* [EXERCISE REQUIREMENTS]
Transcribe all the entries word for word, omitting any pictures they contain.

* [EXERCISE MATERIALS]
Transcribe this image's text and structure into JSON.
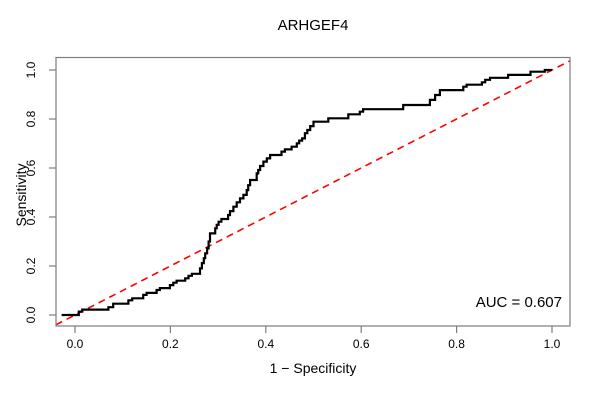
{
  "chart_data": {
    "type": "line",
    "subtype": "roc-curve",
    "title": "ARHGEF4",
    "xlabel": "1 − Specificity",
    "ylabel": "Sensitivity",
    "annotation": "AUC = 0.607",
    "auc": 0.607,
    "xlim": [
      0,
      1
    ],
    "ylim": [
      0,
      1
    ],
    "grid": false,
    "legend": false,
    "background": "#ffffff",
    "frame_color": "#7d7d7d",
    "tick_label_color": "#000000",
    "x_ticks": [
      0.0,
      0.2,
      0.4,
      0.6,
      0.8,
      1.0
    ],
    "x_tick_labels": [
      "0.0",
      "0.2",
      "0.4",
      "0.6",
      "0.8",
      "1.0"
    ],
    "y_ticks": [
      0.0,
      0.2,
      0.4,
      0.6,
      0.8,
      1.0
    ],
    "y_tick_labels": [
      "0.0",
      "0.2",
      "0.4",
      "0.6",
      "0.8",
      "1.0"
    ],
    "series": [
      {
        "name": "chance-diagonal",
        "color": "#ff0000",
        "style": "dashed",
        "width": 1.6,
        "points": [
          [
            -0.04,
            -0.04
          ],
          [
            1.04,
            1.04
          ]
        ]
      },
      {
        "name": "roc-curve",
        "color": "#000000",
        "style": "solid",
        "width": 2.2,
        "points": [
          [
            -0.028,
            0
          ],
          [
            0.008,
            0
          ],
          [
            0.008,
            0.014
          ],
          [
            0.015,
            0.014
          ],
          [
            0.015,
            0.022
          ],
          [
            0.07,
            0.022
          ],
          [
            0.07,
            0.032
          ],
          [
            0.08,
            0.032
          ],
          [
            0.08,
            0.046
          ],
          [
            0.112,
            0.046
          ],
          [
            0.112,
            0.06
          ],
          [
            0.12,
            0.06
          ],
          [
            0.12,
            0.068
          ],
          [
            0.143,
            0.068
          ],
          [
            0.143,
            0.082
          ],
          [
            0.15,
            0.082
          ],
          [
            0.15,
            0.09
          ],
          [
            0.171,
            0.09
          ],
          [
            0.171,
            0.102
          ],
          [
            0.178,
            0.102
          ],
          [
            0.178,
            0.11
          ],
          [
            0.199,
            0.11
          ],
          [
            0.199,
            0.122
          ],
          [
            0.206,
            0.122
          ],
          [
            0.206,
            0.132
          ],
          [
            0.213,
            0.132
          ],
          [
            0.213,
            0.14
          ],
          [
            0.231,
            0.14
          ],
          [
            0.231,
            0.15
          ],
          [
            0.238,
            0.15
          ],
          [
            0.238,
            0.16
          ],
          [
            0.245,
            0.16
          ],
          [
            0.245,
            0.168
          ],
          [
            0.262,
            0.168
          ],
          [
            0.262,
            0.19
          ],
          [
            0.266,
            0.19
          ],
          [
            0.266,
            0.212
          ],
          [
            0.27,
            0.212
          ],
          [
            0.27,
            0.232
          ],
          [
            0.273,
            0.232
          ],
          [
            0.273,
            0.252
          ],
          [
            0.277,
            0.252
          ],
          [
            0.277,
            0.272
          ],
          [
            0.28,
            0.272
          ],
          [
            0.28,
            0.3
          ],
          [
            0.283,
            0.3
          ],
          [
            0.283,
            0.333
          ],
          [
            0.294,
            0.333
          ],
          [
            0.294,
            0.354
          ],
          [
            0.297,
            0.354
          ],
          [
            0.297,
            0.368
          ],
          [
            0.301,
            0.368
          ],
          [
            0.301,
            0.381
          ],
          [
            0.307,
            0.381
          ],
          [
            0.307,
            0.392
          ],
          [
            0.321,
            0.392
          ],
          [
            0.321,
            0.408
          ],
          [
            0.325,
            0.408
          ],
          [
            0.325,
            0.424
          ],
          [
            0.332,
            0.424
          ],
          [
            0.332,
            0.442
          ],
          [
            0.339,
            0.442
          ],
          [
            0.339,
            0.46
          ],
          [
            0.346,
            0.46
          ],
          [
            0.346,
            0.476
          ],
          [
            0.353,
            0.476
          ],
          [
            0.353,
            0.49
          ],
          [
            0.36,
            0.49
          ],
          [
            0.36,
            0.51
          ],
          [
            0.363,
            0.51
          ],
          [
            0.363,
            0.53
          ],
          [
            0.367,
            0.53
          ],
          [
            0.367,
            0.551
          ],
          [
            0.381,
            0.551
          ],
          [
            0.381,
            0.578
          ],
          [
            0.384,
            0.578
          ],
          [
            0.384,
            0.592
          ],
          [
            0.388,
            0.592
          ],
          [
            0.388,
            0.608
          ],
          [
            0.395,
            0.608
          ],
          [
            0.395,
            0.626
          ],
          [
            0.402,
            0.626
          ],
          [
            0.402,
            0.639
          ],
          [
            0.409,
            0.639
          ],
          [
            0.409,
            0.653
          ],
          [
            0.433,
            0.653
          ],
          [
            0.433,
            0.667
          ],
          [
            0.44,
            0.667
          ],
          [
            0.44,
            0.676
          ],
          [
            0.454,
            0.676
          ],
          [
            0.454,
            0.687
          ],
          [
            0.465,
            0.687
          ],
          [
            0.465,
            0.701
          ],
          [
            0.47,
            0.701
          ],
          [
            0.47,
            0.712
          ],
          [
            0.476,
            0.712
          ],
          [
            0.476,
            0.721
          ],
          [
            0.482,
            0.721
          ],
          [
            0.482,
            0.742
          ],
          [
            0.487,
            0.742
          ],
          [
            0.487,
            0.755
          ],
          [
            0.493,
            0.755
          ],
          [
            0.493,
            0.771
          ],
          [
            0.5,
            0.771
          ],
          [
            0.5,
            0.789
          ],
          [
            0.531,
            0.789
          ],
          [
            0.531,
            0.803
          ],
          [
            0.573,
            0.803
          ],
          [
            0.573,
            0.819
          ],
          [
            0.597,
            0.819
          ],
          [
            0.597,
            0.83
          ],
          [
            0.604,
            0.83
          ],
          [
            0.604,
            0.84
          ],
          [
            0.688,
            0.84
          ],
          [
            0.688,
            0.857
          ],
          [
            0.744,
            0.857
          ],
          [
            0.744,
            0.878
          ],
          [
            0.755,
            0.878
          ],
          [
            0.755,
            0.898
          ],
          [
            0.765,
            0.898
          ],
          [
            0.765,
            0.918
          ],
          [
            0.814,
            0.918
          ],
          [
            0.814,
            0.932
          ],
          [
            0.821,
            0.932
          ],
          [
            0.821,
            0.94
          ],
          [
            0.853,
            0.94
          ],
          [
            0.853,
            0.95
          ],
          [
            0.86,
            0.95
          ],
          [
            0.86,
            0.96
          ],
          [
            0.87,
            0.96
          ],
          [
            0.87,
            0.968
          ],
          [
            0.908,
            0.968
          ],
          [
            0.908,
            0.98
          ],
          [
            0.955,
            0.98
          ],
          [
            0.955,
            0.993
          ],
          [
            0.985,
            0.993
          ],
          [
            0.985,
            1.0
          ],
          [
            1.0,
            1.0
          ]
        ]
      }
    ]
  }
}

* [EXERCISE SOLUTION]
Transcribe this image's text and structure into JSON.
{
  "chart_data": {
    "type": "line",
    "subtype": "roc-curve",
    "title": "ARHGEF4",
    "xlabel": "1 − Specificity",
    "ylabel": "Sensitivity",
    "annotation": "AUC = 0.607",
    "auc": 0.607,
    "xlim": [
      0,
      1
    ],
    "ylim": [
      0,
      1
    ],
    "grid": false,
    "legend": false,
    "background": "#ffffff",
    "frame_color": "#7d7d7d",
    "tick_label_color": "#000000",
    "x_ticks": [
      0.0,
      0.2,
      0.4,
      0.6,
      0.8,
      1.0
    ],
    "x_tick_labels": [
      "0.0",
      "0.2",
      "0.4",
      "0.6",
      "0.8",
      "1.0"
    ],
    "y_ticks": [
      0.0,
      0.2,
      0.4,
      0.6,
      0.8,
      1.0
    ],
    "y_tick_labels": [
      "0.0",
      "0.2",
      "0.4",
      "0.6",
      "0.8",
      "1.0"
    ],
    "series": [
      {
        "name": "chance-diagonal",
        "color": "#ff0000",
        "style": "dashed",
        "width": 1.6,
        "points": [
          [
            -0.04,
            -0.04
          ],
          [
            1.04,
            1.04
          ]
        ]
      },
      {
        "name": "roc-curve",
        "color": "#000000",
        "style": "solid",
        "width": 2.2,
        "points": [
          [
            -0.028,
            0
          ],
          [
            0.008,
            0
          ],
          [
            0.008,
            0.014
          ],
          [
            0.015,
            0.014
          ],
          [
            0.015,
            0.022
          ],
          [
            0.07,
            0.022
          ],
          [
            0.07,
            0.032
          ],
          [
            0.08,
            0.032
          ],
          [
            0.08,
            0.046
          ],
          [
            0.112,
            0.046
          ],
          [
            0.112,
            0.06
          ],
          [
            0.12,
            0.06
          ],
          [
            0.12,
            0.068
          ],
          [
            0.143,
            0.068
          ],
          [
            0.143,
            0.082
          ],
          [
            0.15,
            0.082
          ],
          [
            0.15,
            0.09
          ],
          [
            0.171,
            0.09
          ],
          [
            0.171,
            0.102
          ],
          [
            0.178,
            0.102
          ],
          [
            0.178,
            0.11
          ],
          [
            0.199,
            0.11
          ],
          [
            0.199,
            0.122
          ],
          [
            0.206,
            0.122
          ],
          [
            0.206,
            0.132
          ],
          [
            0.213,
            0.132
          ],
          [
            0.213,
            0.14
          ],
          [
            0.231,
            0.14
          ],
          [
            0.231,
            0.15
          ],
          [
            0.238,
            0.15
          ],
          [
            0.238,
            0.16
          ],
          [
            0.245,
            0.16
          ],
          [
            0.245,
            0.168
          ],
          [
            0.262,
            0.168
          ],
          [
            0.262,
            0.19
          ],
          [
            0.266,
            0.19
          ],
          [
            0.266,
            0.212
          ],
          [
            0.27,
            0.212
          ],
          [
            0.27,
            0.232
          ],
          [
            0.273,
            0.232
          ],
          [
            0.273,
            0.252
          ],
          [
            0.277,
            0.252
          ],
          [
            0.277,
            0.272
          ],
          [
            0.28,
            0.272
          ],
          [
            0.28,
            0.3
          ],
          [
            0.283,
            0.3
          ],
          [
            0.283,
            0.333
          ],
          [
            0.294,
            0.333
          ],
          [
            0.294,
            0.354
          ],
          [
            0.297,
            0.354
          ],
          [
            0.297,
            0.368
          ],
          [
            0.301,
            0.368
          ],
          [
            0.301,
            0.381
          ],
          [
            0.307,
            0.381
          ],
          [
            0.307,
            0.392
          ],
          [
            0.321,
            0.392
          ],
          [
            0.321,
            0.408
          ],
          [
            0.325,
            0.408
          ],
          [
            0.325,
            0.424
          ],
          [
            0.332,
            0.424
          ],
          [
            0.332,
            0.442
          ],
          [
            0.339,
            0.442
          ],
          [
            0.339,
            0.46
          ],
          [
            0.346,
            0.46
          ],
          [
            0.346,
            0.476
          ],
          [
            0.353,
            0.476
          ],
          [
            0.353,
            0.49
          ],
          [
            0.36,
            0.49
          ],
          [
            0.36,
            0.51
          ],
          [
            0.363,
            0.51
          ],
          [
            0.363,
            0.53
          ],
          [
            0.367,
            0.53
          ],
          [
            0.367,
            0.551
          ],
          [
            0.381,
            0.551
          ],
          [
            0.381,
            0.578
          ],
          [
            0.384,
            0.578
          ],
          [
            0.384,
            0.592
          ],
          [
            0.388,
            0.592
          ],
          [
            0.388,
            0.608
          ],
          [
            0.395,
            0.608
          ],
          [
            0.395,
            0.626
          ],
          [
            0.402,
            0.626
          ],
          [
            0.402,
            0.639
          ],
          [
            0.409,
            0.639
          ],
          [
            0.409,
            0.653
          ],
          [
            0.433,
            0.653
          ],
          [
            0.433,
            0.667
          ],
          [
            0.44,
            0.667
          ],
          [
            0.44,
            0.676
          ],
          [
            0.454,
            0.676
          ],
          [
            0.454,
            0.687
          ],
          [
            0.465,
            0.687
          ],
          [
            0.465,
            0.701
          ],
          [
            0.47,
            0.701
          ],
          [
            0.47,
            0.712
          ],
          [
            0.476,
            0.712
          ],
          [
            0.476,
            0.721
          ],
          [
            0.482,
            0.721
          ],
          [
            0.482,
            0.742
          ],
          [
            0.487,
            0.742
          ],
          [
            0.487,
            0.755
          ],
          [
            0.493,
            0.755
          ],
          [
            0.493,
            0.771
          ],
          [
            0.5,
            0.771
          ],
          [
            0.5,
            0.789
          ],
          [
            0.531,
            0.789
          ],
          [
            0.531,
            0.803
          ],
          [
            0.573,
            0.803
          ],
          [
            0.573,
            0.819
          ],
          [
            0.597,
            0.819
          ],
          [
            0.597,
            0.83
          ],
          [
            0.604,
            0.83
          ],
          [
            0.604,
            0.84
          ],
          [
            0.688,
            0.84
          ],
          [
            0.688,
            0.857
          ],
          [
            0.744,
            0.857
          ],
          [
            0.744,
            0.878
          ],
          [
            0.755,
            0.878
          ],
          [
            0.755,
            0.898
          ],
          [
            0.765,
            0.898
          ],
          [
            0.765,
            0.918
          ],
          [
            0.814,
            0.918
          ],
          [
            0.814,
            0.932
          ],
          [
            0.821,
            0.932
          ],
          [
            0.821,
            0.94
          ],
          [
            0.853,
            0.94
          ],
          [
            0.853,
            0.95
          ],
          [
            0.86,
            0.95
          ],
          [
            0.86,
            0.96
          ],
          [
            0.87,
            0.96
          ],
          [
            0.87,
            0.968
          ],
          [
            0.908,
            0.968
          ],
          [
            0.908,
            0.98
          ],
          [
            0.955,
            0.98
          ],
          [
            0.955,
            0.993
          ],
          [
            0.985,
            0.993
          ],
          [
            0.985,
            1.0
          ],
          [
            1.0,
            1.0
          ]
        ]
      }
    ]
  }
}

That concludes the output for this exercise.